> STATED TASK: Pull every line that holds the word "page" from the entries.

## Begin PROVIDED ENTRIES

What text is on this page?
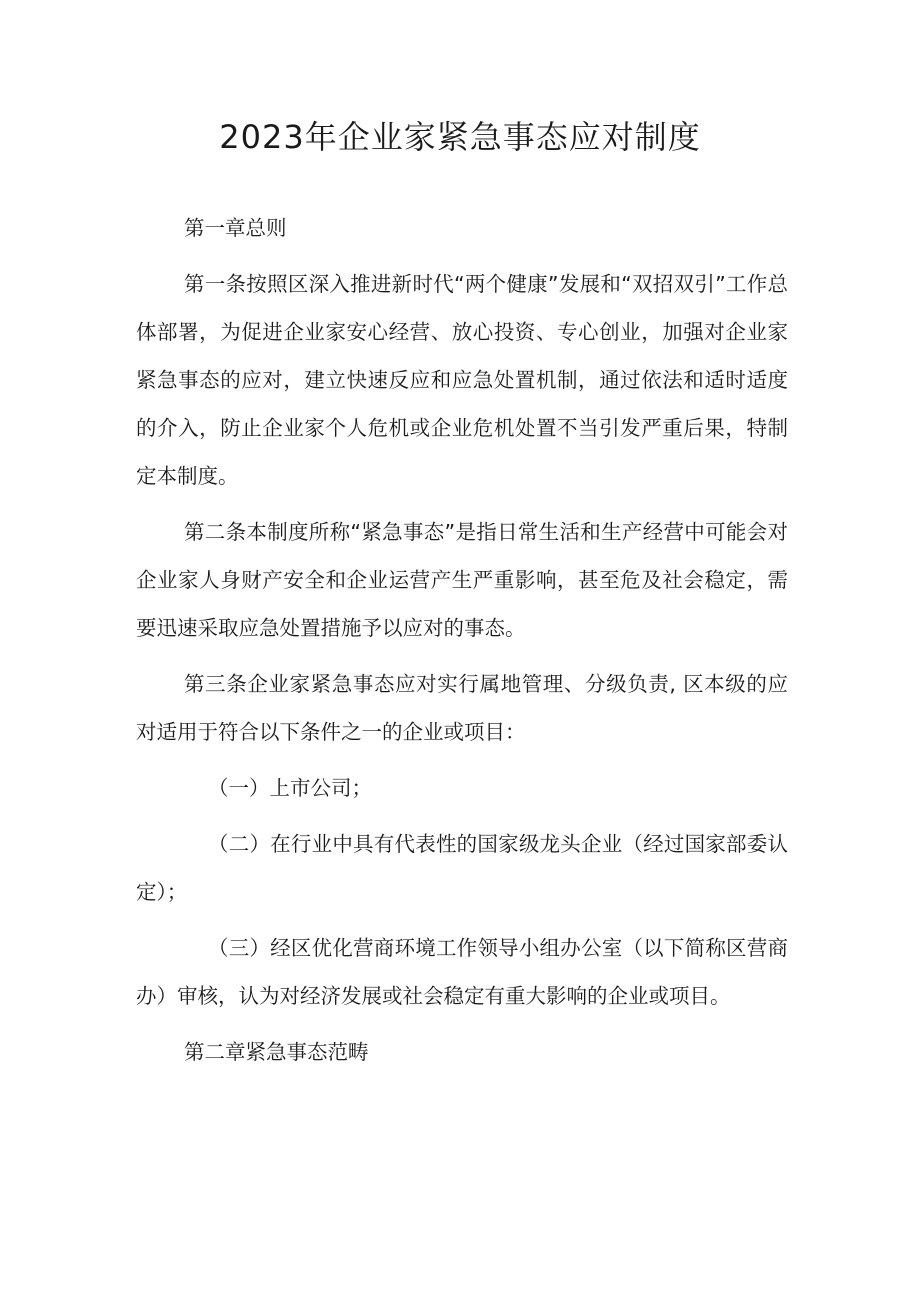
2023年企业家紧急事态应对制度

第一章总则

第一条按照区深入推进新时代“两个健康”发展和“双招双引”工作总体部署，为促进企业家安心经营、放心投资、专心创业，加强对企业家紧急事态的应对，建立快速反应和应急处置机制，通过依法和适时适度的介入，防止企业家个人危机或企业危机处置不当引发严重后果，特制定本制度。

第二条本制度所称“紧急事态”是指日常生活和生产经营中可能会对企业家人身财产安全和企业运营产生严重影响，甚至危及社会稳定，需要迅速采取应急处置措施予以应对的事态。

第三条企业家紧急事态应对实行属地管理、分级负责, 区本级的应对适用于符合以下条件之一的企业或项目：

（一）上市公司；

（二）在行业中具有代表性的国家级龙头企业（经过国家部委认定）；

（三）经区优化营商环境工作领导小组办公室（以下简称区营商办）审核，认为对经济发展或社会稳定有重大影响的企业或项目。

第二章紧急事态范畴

## End PROVIDED ENTRIES
## Begin PROVIDED ENTRIES

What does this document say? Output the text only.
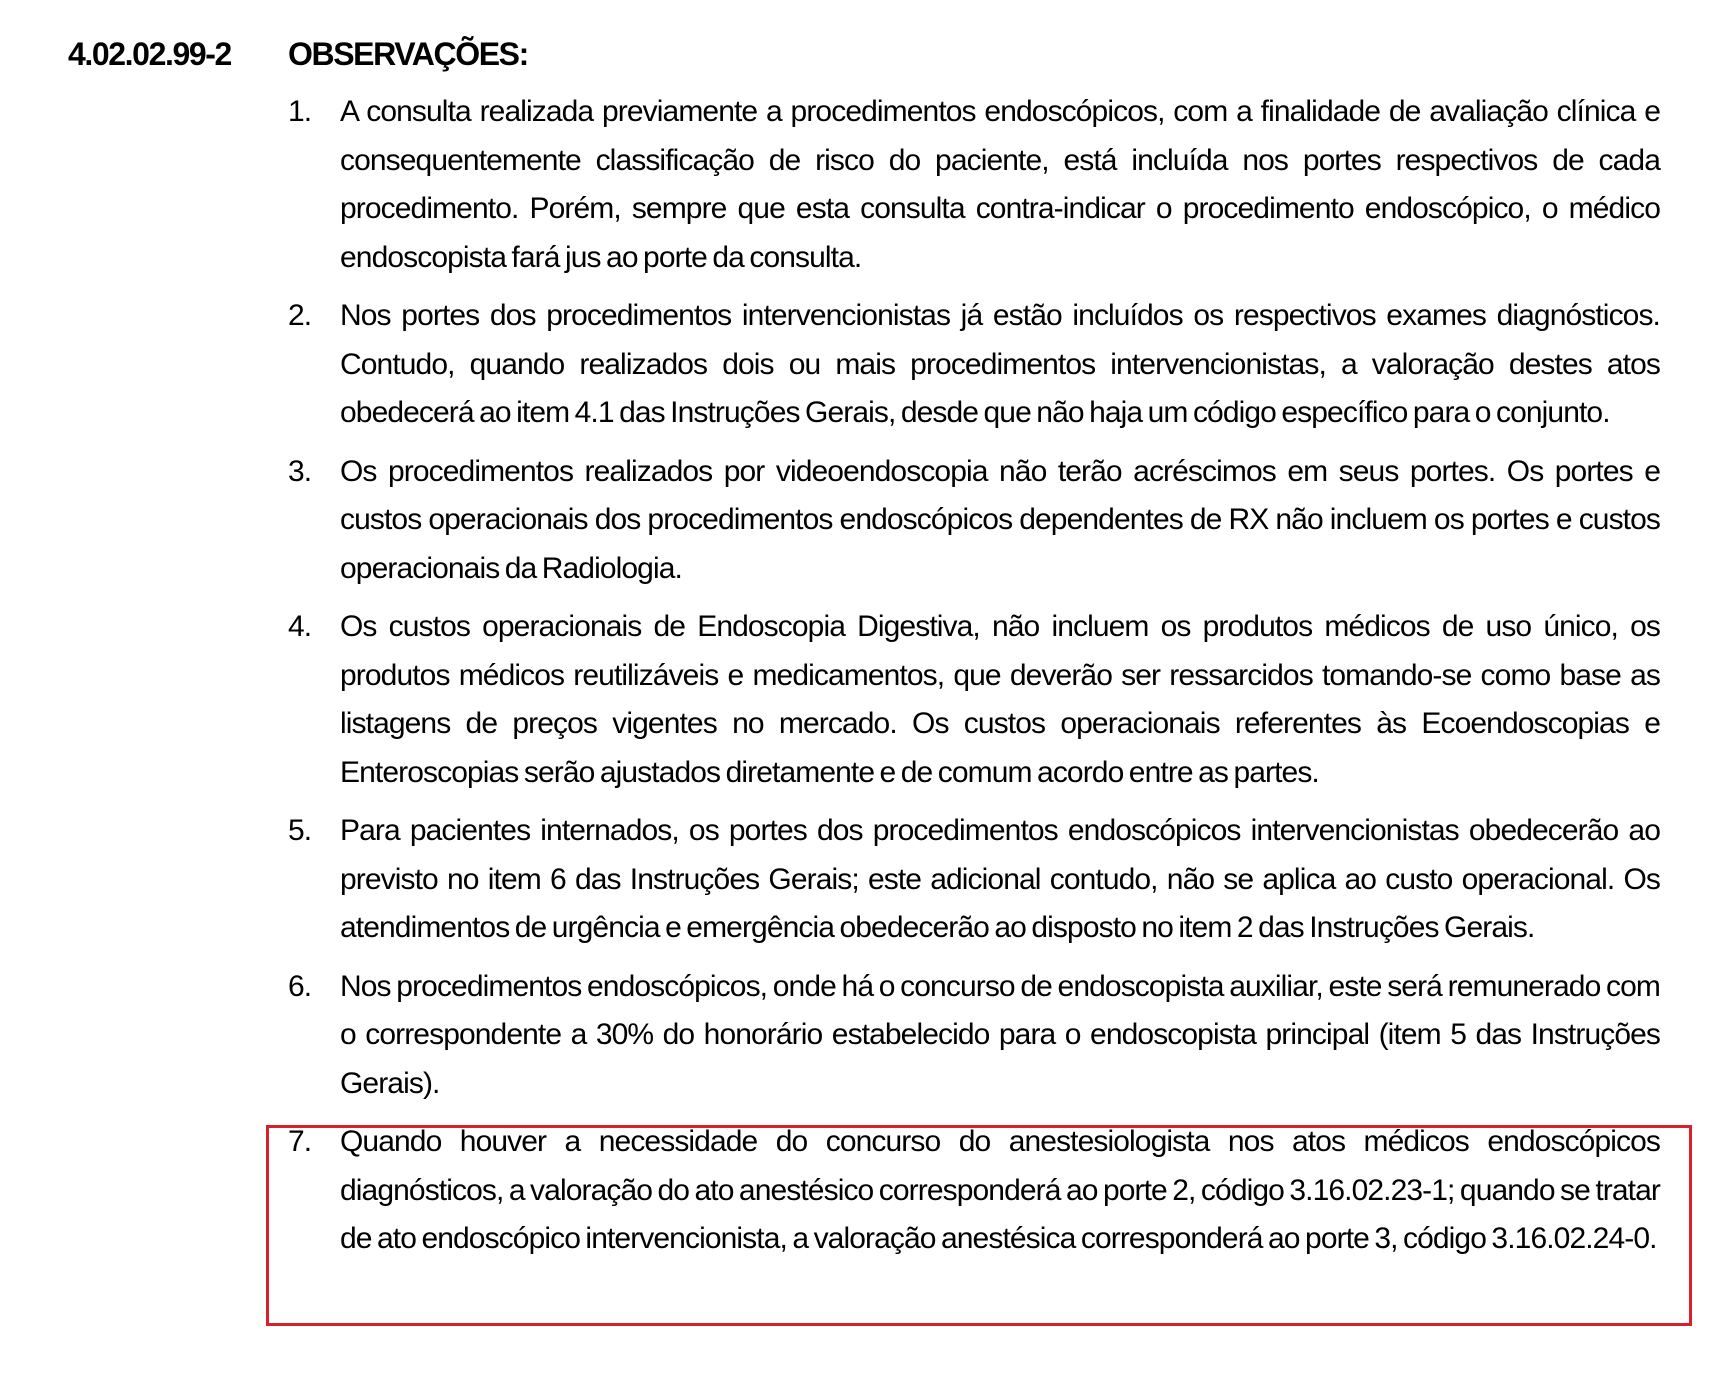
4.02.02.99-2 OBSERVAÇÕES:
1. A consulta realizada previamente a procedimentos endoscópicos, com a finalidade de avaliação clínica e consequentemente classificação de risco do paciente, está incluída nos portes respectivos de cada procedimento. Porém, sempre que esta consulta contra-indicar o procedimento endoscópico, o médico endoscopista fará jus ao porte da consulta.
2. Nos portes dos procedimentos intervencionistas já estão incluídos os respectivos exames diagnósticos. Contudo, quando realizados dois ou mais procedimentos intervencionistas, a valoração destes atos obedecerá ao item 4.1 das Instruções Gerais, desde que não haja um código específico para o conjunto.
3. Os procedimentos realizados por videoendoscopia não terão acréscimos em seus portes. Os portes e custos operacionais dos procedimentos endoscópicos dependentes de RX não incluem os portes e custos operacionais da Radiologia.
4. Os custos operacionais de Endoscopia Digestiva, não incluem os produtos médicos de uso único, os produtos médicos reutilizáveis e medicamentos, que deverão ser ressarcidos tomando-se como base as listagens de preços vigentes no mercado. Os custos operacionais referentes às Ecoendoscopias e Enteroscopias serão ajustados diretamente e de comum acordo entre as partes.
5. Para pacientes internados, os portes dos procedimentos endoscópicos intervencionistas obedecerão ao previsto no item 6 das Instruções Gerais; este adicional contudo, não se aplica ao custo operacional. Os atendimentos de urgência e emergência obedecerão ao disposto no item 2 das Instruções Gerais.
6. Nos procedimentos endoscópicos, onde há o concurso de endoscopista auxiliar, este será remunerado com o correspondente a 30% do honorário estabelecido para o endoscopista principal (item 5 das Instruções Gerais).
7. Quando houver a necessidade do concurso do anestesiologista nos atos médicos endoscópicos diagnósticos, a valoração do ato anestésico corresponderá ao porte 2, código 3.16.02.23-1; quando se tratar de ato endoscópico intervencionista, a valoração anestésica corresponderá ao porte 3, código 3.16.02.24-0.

## End PROVIDED ENTRIES
## Begin PROVIDED ENTRIES

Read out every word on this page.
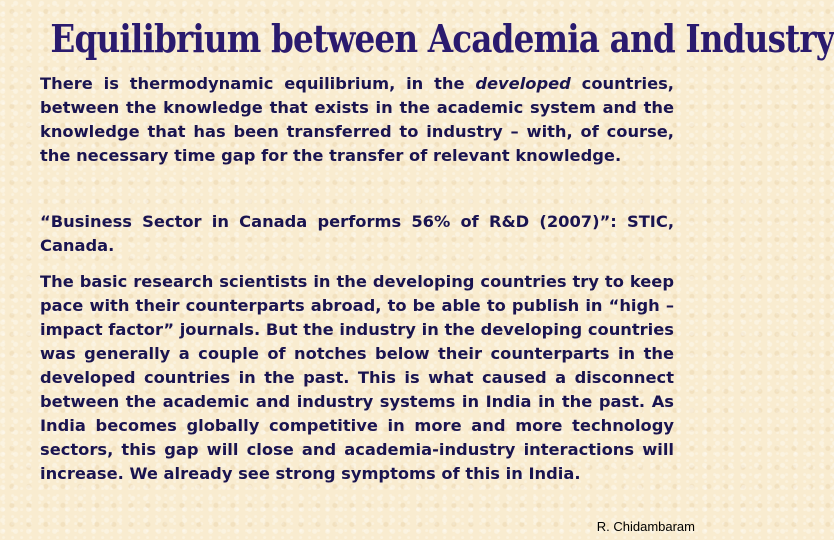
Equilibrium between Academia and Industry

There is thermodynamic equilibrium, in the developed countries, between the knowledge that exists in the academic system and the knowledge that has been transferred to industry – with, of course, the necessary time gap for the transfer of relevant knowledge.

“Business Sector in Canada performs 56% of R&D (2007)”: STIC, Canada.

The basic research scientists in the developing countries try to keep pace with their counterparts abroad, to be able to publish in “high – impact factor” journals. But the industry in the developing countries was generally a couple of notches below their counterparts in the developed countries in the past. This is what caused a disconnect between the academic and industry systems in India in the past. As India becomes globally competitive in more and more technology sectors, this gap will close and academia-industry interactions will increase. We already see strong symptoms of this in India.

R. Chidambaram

## End PROVIDED ENTRIES

> SOLUTION TO THIS TASK:
What text is on this page?
Read out every word on this page.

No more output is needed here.